> [OBJECTIVE]
The article below concerns Eddie Robinson's final game as a coach. List each moment it proposes as possibly the hardest part before it replies "None of the above."

> [TEXT SHOWN]
══════════════════════════════

Was it when his own president tried to push him out the door last year, and only the governor’s intervention saved his job for one more year?

Was it enduring his third straight losing season, a school record?

Was it last weekend, when only 2,000 people showed up to say goodbye in the stadium named in his honor?

Or will the hardest part come on Saturday, when the 78-year-old Robinson leads the Grambling State University Tigers one last time in the State Farm Bayou Classic against Southern?

None of the above. Those who know “Coach Rob” know the hardest part will be on Sunday. For the first time since 1941, Eddie Robinson will wake up as an ex-coach, his playbook replaced by a scrapbook.

“Eddie truly thinks there’s not going to be anything left for him,” said Collie Nicholson, one of Robinson’s closest friends.

As Nicholson spoke, he gestured to the other side of a room in a corner of the Louisiana Superdome, where a smiling Robinson, in a dapper brown suit accented by a patterned silk pocket square, was posing for snapshots with admirers. Robinson’s PR man had been trying to get the coach on his way for a good 20 minutes, but a knot of well-wishers had hemmed in Robinson like a quarterback in a collapsing pocket. The flashbulbs popped as Robinson hugged the women and children and grasped every hand that was thrust at him.

Nicholson and Robinson drove down to New Orleans that morning for a press conference hyping Saturday’s Bayou Classic matchup. It was needless hype. Tickets sold out a week ago.

“He’s still Eddie,” Nicholson said. “He’s going to be in demand every day, 365 days a year.”

Robinson joked with reporters about the kind of demands he’ll face as soon as he takes off his whistle.

“My wife is not going to put an apron on me,” Robinson said. “I’m not going to wash dishes and take them out of the dishwasher. And don’t tell me where everything is around the house, because I haven’t known for 55 years and there’s no reason for me to know now.”

Robinson laughed, but there it was. The man has 408 victories, more than any football coach in history, but he doesn’t want to go. And that’s the hardest part for the many who love Robinson and cherish his singular career.

══════════════════════════════

> [ENTRIES PROVIDED]
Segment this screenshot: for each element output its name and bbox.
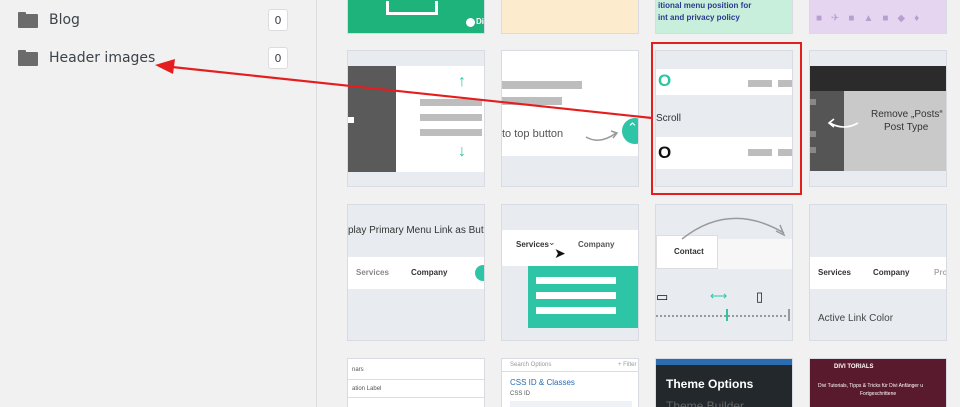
logo-text: Di <box>476 17 484 26</box>
button-icon <box>475 265 484 281</box>
folder-icon <box>18 12 38 28</box>
menu-dot <box>810 99 816 105</box>
field-label: + Filter <box>618 362 637 368</box>
media-tile-back-to-top[interactable]: to top button ⌃ <box>501 50 639 187</box>
media-grid: Di itional menu position for int and pri… <box>317 0 960 407</box>
media-tile-dropdown-menu[interactable]: Services ⌄ Company ➤ <box>501 204 639 341</box>
menu-bar <box>778 149 792 156</box>
folder-count-badge: 0 <box>268 47 288 69</box>
top-bar <box>656 359 792 365</box>
logo-o: O <box>658 143 672 162</box>
thumb-shape <box>386 1 438 15</box>
tile-caption: Active Link Color <box>818 313 894 324</box>
menu-dot <box>810 131 816 137</box>
text-bar <box>420 114 482 121</box>
folder-item-header-images[interactable]: Header images 0 <box>18 46 288 70</box>
media-tile-primary-menu-button[interactable]: play Primary Menu Link as But Services C… <box>347 204 485 341</box>
logo-o: O <box>658 71 672 90</box>
tile-caption: Divi Tutorials, Tipps & Tricks für Divi … <box>818 383 924 389</box>
tile-caption: Remove „Posts“ <box>871 109 943 120</box>
header-bar <box>656 69 792 95</box>
tile-caption: itional menu position for <box>658 1 752 10</box>
brand-label: DIVI TORIALS <box>834 364 874 370</box>
nav-item: Services <box>516 240 549 249</box>
dark-bar <box>810 66 946 91</box>
tile-caption: int and privacy policy <box>658 13 740 22</box>
menu-item: Theme Options <box>666 377 754 391</box>
nav-item: Services <box>818 268 851 277</box>
tile-caption: Fortgeschrittene <box>860 391 897 397</box>
divider <box>502 371 638 372</box>
nav-item: Company <box>578 240 615 249</box>
folder-label: Blog <box>49 12 80 28</box>
input-field <box>510 401 632 407</box>
icon-row: ■✈■▲■◆♦ <box>816 13 929 24</box>
menu-item: Theme Builder <box>666 399 745 407</box>
laptop-icon: ▭ <box>656 289 669 304</box>
table-divider <box>348 397 484 398</box>
table-cell: nars <box>352 367 364 373</box>
text-bar <box>502 97 562 105</box>
field-label: CSS ID <box>510 391 531 397</box>
folder-label: Header images <box>49 50 156 66</box>
dotted-line <box>656 315 792 317</box>
folder-sidebar: Blog 0 Header images 0 <box>0 0 316 407</box>
curved-arrow-icon <box>827 118 859 128</box>
table-cell: ation Label <box>352 386 382 392</box>
arrow-down-icon: ↓ <box>458 143 466 160</box>
text-bar <box>502 81 582 89</box>
media-tile-active-link-color[interactable]: Services Company Pro Active Link Color <box>809 204 947 341</box>
menu-bar <box>536 292 616 299</box>
table-divider <box>348 379 484 380</box>
nav-item: Company <box>873 268 910 277</box>
media-tile-green[interactable]: Di <box>347 0 485 34</box>
menu-dot <box>810 147 816 153</box>
tile-caption: Scroll <box>656 113 682 124</box>
menu-bar <box>748 149 772 156</box>
section-title: CSS ID & Classes <box>510 378 575 387</box>
folder-item-blog[interactable]: Blog 0 <box>18 8 288 32</box>
menu-bar <box>748 80 772 87</box>
media-tile-purple-icons[interactable]: ■✈■▲■◆♦ <box>809 0 947 34</box>
logo-icon <box>466 18 475 27</box>
breakpoint-marker <box>788 309 790 321</box>
dark-panel <box>348 66 396 172</box>
header-bar <box>656 137 792 169</box>
folder-count-badge: 0 <box>268 9 288 31</box>
arrows-horizontal-icon: ⟷ <box>710 289 728 303</box>
tile-caption: play Primary Menu Link as But <box>348 225 484 236</box>
tile-caption: to top button <box>502 128 564 140</box>
media-tile-peach[interactable] <box>501 0 639 34</box>
text-bar <box>420 99 482 106</box>
media-tile-responsive-menu[interactable]: Contact ▭ ⟷ ▯ <box>655 204 793 341</box>
menu-bar <box>536 277 616 284</box>
tablet-icon: ▯ <box>756 289 764 304</box>
cursor-icon: ➤ <box>554 245 566 261</box>
home-icon <box>348 117 354 123</box>
media-tile-css-settings[interactable]: Search Options + Filter CSS ID & Classes… <box>501 358 639 407</box>
nav-item: Contact <box>674 247 704 256</box>
menu-bar <box>536 307 616 314</box>
breakpoint-marker <box>726 309 728 321</box>
nav-item: Services <box>356 268 389 277</box>
media-tile-theme-options[interactable]: Theme Options Theme Builder <box>655 358 793 407</box>
chevron-up-icon: ⌃ <box>627 120 638 135</box>
field-label: Search Options <box>510 362 552 368</box>
media-tile-remove-posts[interactable]: Remove „Posts“ Post Type <box>809 50 947 187</box>
media-tile-scroll-header[interactable]: O Scroll O <box>655 50 793 187</box>
curved-arrow-icon <box>681 217 786 240</box>
media-tile-scroll-arrows[interactable]: ↑ ↓ <box>347 50 485 187</box>
tile-caption: Post Type <box>884 122 929 133</box>
media-tile-divi-tutorials[interactable]: DIVI TORIALS Divi Tutorials, Tipps & Tri… <box>809 358 947 407</box>
nav-item: Company <box>411 268 448 277</box>
media-tile-table[interactable]: nars ation Label <box>347 358 485 407</box>
menu-bar <box>778 80 792 87</box>
curved-arrow-icon <box>585 130 619 141</box>
nav-item: Pro <box>934 268 947 277</box>
arrow-up-icon: ↑ <box>458 73 466 90</box>
text-bar <box>420 129 482 136</box>
folder-icon <box>18 50 38 66</box>
media-tile-menu-position[interactable]: itional menu position for int and privac… <box>655 0 793 34</box>
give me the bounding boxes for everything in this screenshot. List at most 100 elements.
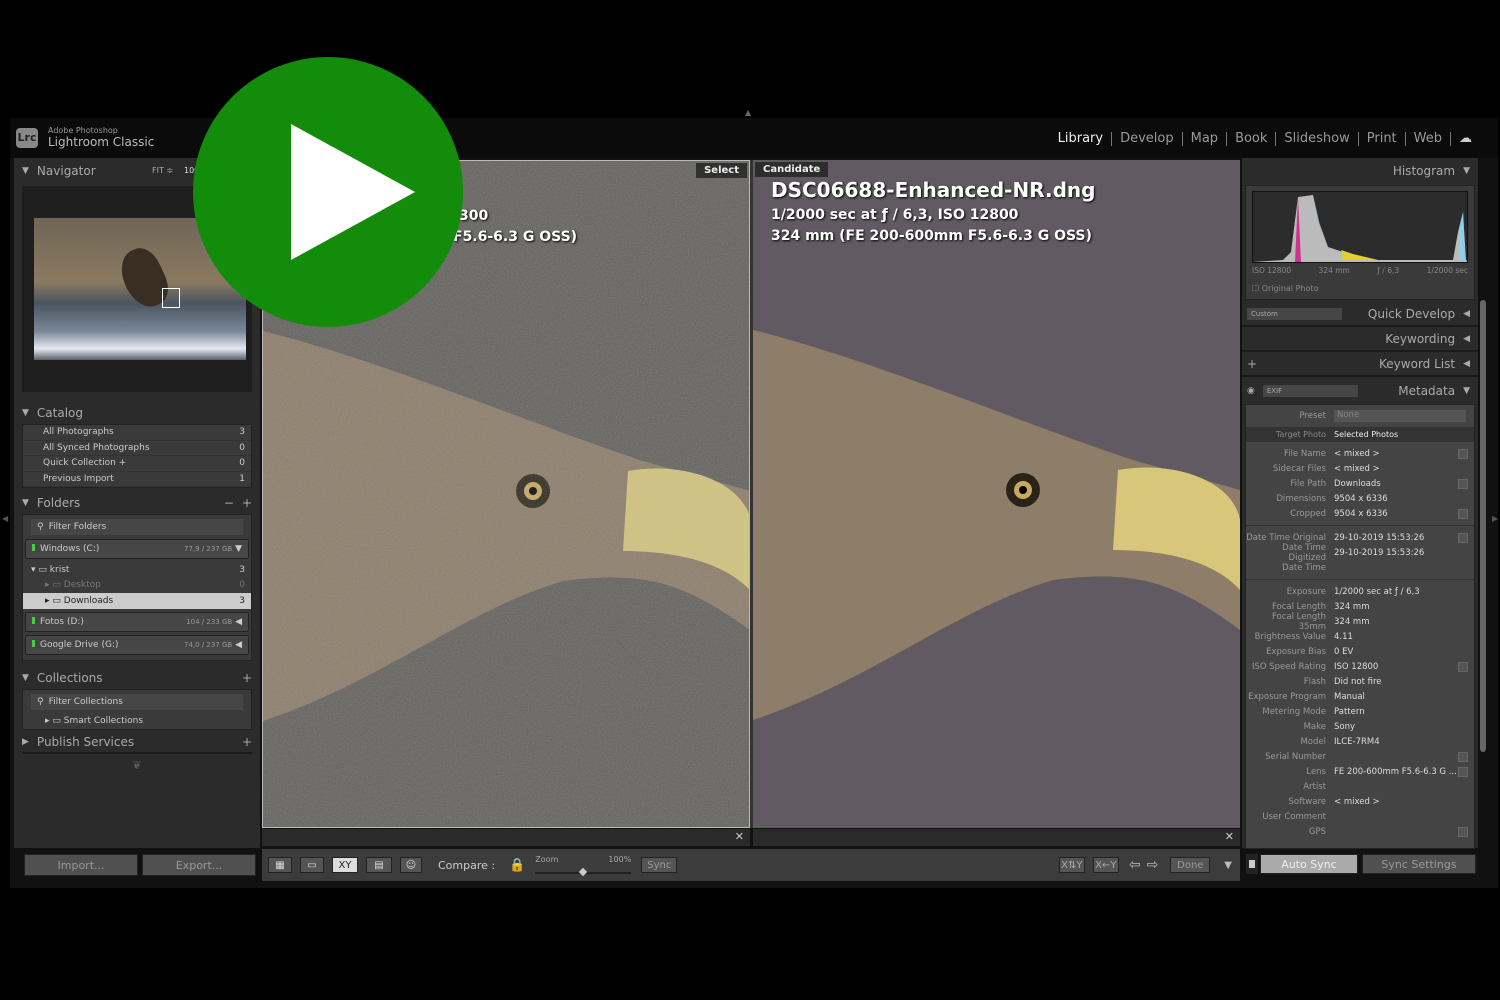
navigator-zoom-box[interactable] <box>162 288 180 308</box>
field-value[interactable]: 29-10-2019 15:53:26 <box>1334 548 1474 558</box>
right-panel-toggle[interactable]: ▶ <box>1492 514 1498 523</box>
make-select-icon[interactable]: X←Y <box>1092 857 1119 873</box>
field-value[interactable]: < mixed > <box>1334 449 1458 459</box>
action-arrow-icon[interactable] <box>1458 508 1468 519</box>
module-book[interactable]: Book <box>1227 132 1277 146</box>
play-button[interactable] <box>193 57 463 327</box>
field-value[interactable]: ILCE-7RM4 <box>1334 737 1474 747</box>
collections-header[interactable]: ▼ Collections + <box>14 667 260 689</box>
target-photo-option[interactable]: Target Photo <box>1246 430 1334 439</box>
module-library[interactable]: Library <box>1050 132 1113 146</box>
filter-collections-input[interactable]: ⚲ Filter Collections <box>31 693 243 710</box>
auto-sync-toggle[interactable] <box>1246 854 1258 874</box>
volume-google-drive[interactable]: Google Drive (G:) 74,0 / 237 GB ◀ <box>25 634 249 655</box>
compare-view-icon[interactable]: XY <box>332 857 358 873</box>
catalog-header[interactable]: ▼ Catalog <box>14 402 260 424</box>
add-publish-icon[interactable]: + <box>242 735 252 749</box>
action-arrow-icon[interactable] <box>1458 661 1468 672</box>
previous-arrow-icon[interactable]: ⇦ <box>1129 857 1141 873</box>
people-view-icon[interactable]: ☺ <box>400 857 422 873</box>
action-arrow-icon[interactable] <box>1458 532 1468 543</box>
eye-icon[interactable]: ◉ <box>1247 386 1255 396</box>
top-panel-toggle[interactable]: ▲ <box>745 108 751 117</box>
original-photo-checkbox[interactable]: ☐ Original Photo <box>1252 284 1318 293</box>
candidate-photo[interactable]: Candidate DSC06688-Enhanced-NR.dng 1/200… <box>753 160 1240 828</box>
field-value[interactable]: < mixed > <box>1334 464 1474 474</box>
export-button[interactable]: Export... <box>142 854 256 876</box>
survey-view-icon[interactable]: ▤ <box>366 857 392 873</box>
field-value[interactable]: Did not fire <box>1334 677 1474 687</box>
cloud-icon[interactable]: ☁ <box>1451 132 1480 146</box>
candidate-rating-bar[interactable]: ✕ <box>753 828 1240 846</box>
field-value[interactable]: 4.11 <box>1334 632 1474 642</box>
field-value[interactable]: Manual <box>1334 692 1474 702</box>
filter-folders-input[interactable]: ⚲ Filter Folders <box>31 519 243 535</box>
publish-services-header[interactable]: ▶ Publish Services + <box>22 732 252 754</box>
zoom-slider[interactable]: Zoom 100% <box>535 851 632 879</box>
folder-downloads-selected[interactable]: ▸ ▭ Downloads 3 <box>23 593 251 609</box>
field-value[interactable]: 1/2000 sec at ƒ / 6,3 <box>1334 587 1474 597</box>
remove-folder-icon[interactable]: − <box>224 496 234 510</box>
lock-icon[interactable]: 🔒 <box>509 858 525 873</box>
field-value[interactable]: 9504 x 6336 <box>1334 494 1474 504</box>
select-rating-bar[interactable]: ✕ <box>262 828 750 846</box>
folder-desktop[interactable]: ▸ ▭ Desktop 0 <box>23 578 251 594</box>
field-value[interactable]: ISO 12800 <box>1334 662 1458 672</box>
field-value[interactable]: 9504 x 6336 <box>1334 509 1458 519</box>
done-button[interactable]: Done <box>1170 857 1211 873</box>
histogram[interactable]: ISO 12800 324 mm ƒ / 6,3 1/2000 sec ☐ Origi… <box>1245 185 1475 300</box>
zoom-slider-thumb[interactable] <box>579 867 588 877</box>
next-arrow-icon[interactable]: ⇨ <box>1147 857 1159 873</box>
grid-view-icon[interactable]: ▦ <box>268 857 292 873</box>
histogram-header[interactable]: Histogram ▼ <box>1242 158 1478 183</box>
action-arrow-icon[interactable] <box>1458 826 1468 837</box>
action-arrow-icon[interactable] <box>1458 751 1468 762</box>
field-value[interactable]: 29-10-2019 15:53:26 <box>1334 533 1458 543</box>
import-button[interactable]: Import... <box>24 854 138 876</box>
saved-preset-select[interactable]: Custom <box>1247 307 1342 320</box>
add-collection-icon[interactable]: + <box>242 671 252 685</box>
keywording-header[interactable]: Keywording ◀ <box>1242 327 1478 352</box>
module-map[interactable]: Map <box>1183 132 1228 146</box>
module-develop[interactable]: Develop <box>1112 132 1183 146</box>
field-value[interactable]: 324 mm <box>1334 617 1474 627</box>
auto-sync-button[interactable]: Auto Sync <box>1260 854 1358 874</box>
sync-button[interactable]: Sync <box>641 857 678 873</box>
left-panel-toggle[interactable]: ◀ <box>2 514 8 523</box>
add-keyword-icon[interactable]: + <box>1247 357 1257 371</box>
module-slideshow[interactable]: Slideshow <box>1276 132 1359 146</box>
sync-settings-button[interactable]: Sync Settings <box>1362 854 1476 874</box>
folders-header[interactable]: ▼ Folders − + <box>14 492 260 514</box>
volume-windows[interactable]: Windows (C:) 77,9 / 237 GB ▼ <box>25 539 249 559</box>
keyword-list-header[interactable]: + Keyword List ◀ <box>1242 352 1478 377</box>
metadata-header[interactable]: ◉ EXIF Metadata ▼ <box>1242 377 1478 404</box>
loupe-view-icon[interactable]: ▭ <box>300 857 324 873</box>
volume-fotos[interactable]: Fotos (D:) 104 / 233 GB ◀ <box>25 611 249 632</box>
folder-krist[interactable]: ▾ ▭ krist 3 <box>23 562 251 578</box>
preset-select[interactable]: None <box>1334 410 1466 422</box>
field-value[interactable]: Downloads <box>1334 479 1458 489</box>
smart-collections[interactable]: ▸ ▭ Smart Collections <box>23 714 251 730</box>
field-value[interactable]: Pattern <box>1334 707 1474 717</box>
field-value[interactable]: 0 EV <box>1334 647 1474 657</box>
catalog-item[interactable]: Quick Collection + 0 <box>23 456 251 472</box>
metadata-set-select[interactable]: EXIF <box>1262 384 1358 397</box>
module-print[interactable]: Print <box>1359 132 1406 146</box>
catalog-item[interactable]: All Photographs 3 <box>23 425 251 441</box>
right-panel-scrollbar[interactable] <box>1480 300 1486 752</box>
selected-photos-option[interactable]: Selected Photos <box>1334 430 1398 439</box>
nav-fit[interactable]: FIT ≑ <box>152 166 173 175</box>
field-value[interactable]: 324 mm <box>1334 602 1474 612</box>
action-arrow-icon[interactable] <box>1458 448 1468 459</box>
close-icon[interactable]: ✕ <box>1225 830 1234 843</box>
field-value[interactable]: < mixed > <box>1334 797 1474 807</box>
module-web[interactable]: Web <box>1406 132 1451 146</box>
swap-icon[interactable]: X⇅Y <box>1058 857 1085 873</box>
quick-develop-header[interactable]: Custom Quick Develop ◀ <box>1242 302 1478 327</box>
add-folder-icon[interactable]: + <box>242 496 252 510</box>
close-icon[interactable]: ✕ <box>735 830 744 843</box>
action-arrow-icon[interactable] <box>1458 478 1468 489</box>
toolbar-menu-icon[interactable]: ▼ <box>1224 860 1232 871</box>
field-value[interactable]: FE 200-600mm F5.6-6.3 G ... <box>1334 767 1458 777</box>
action-arrow-icon[interactable] <box>1458 766 1468 777</box>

══════════════════════════════

> [CORRECT ANSWER]
- Last year, when his own president tried to push him out and only the governor's intervention saved his job for one more year
- Enduring his third straight losing season, a school record
- Last weekend, when only 2,000 people came to say goodbye in the stadium named in his honor
- Saturday, when he leads the Grambling State University Tigers one last time in the State Farm Bayou Classic against Southern